(Recorded data)
------------------------------

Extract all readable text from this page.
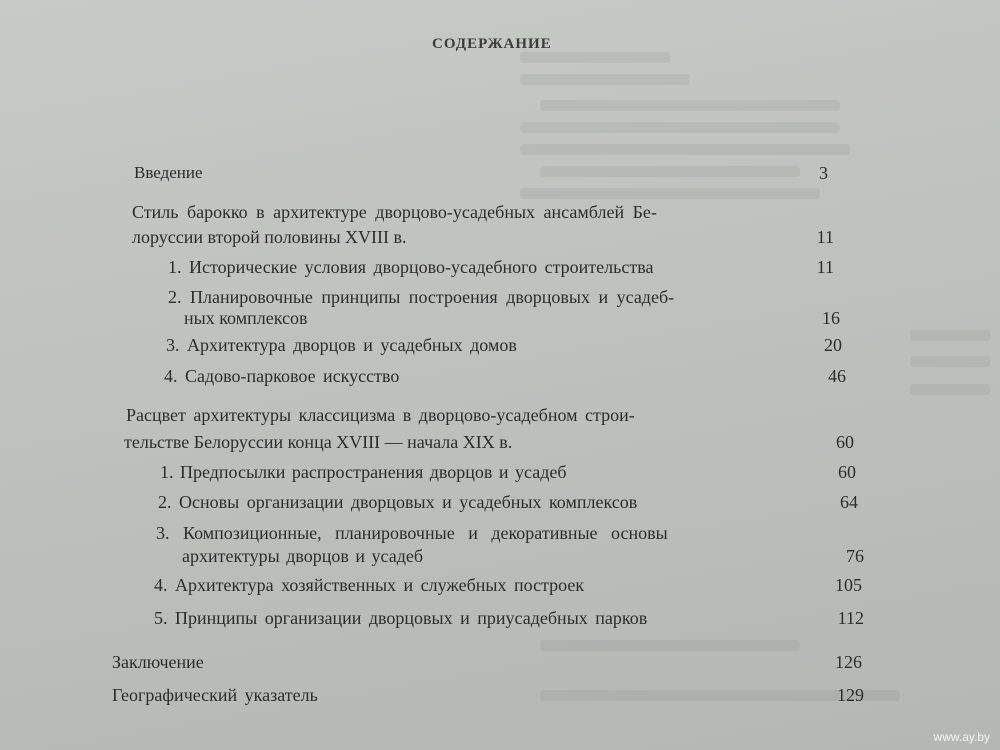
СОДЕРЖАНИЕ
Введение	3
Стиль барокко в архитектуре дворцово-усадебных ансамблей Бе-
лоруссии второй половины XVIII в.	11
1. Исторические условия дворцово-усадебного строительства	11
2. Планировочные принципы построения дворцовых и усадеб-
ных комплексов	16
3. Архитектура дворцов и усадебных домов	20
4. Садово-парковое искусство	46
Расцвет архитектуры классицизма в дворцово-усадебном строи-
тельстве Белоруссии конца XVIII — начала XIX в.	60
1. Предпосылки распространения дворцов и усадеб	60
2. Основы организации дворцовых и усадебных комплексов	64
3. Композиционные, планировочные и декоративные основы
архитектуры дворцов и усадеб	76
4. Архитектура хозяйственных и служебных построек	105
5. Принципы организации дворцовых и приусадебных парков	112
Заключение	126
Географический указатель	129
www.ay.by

------------------------------

> _What the task requires_: Make an exact copy of every record, pictures excluded.

> _Exercise response_:
Extract all readable text from this page.
СОДЕРЖАНИЕ
Введение	3
Стиль барокко в архитектуре дворцово-усадебных ансамблей Бе-
лоруссии второй половины XVIII в.	11
1. Исторические условия дворцово-усадебного строительства	11
2. Планировочные принципы построения дворцовых и усадеб-
ных комплексов	16
3. Архитектура дворцов и усадебных домов	20
4. Садово-парковое искусство	46
Расцвет архитектуры классицизма в дворцово-усадебном строи-
тельстве Белоруссии конца XVIII — начала XIX в.	60
1. Предпосылки распространения дворцов и усадеб	60
2. Основы организации дворцовых и усадебных комплексов	64
3. Композиционные, планировочные и декоративные основы
архитектуры дворцов и усадеб	76
4. Архитектура хозяйственных и служебных построек	105
5. Принципы организации дворцовых и приусадебных парков	112
Заключение	126
Географический указатель	129
www.ay.by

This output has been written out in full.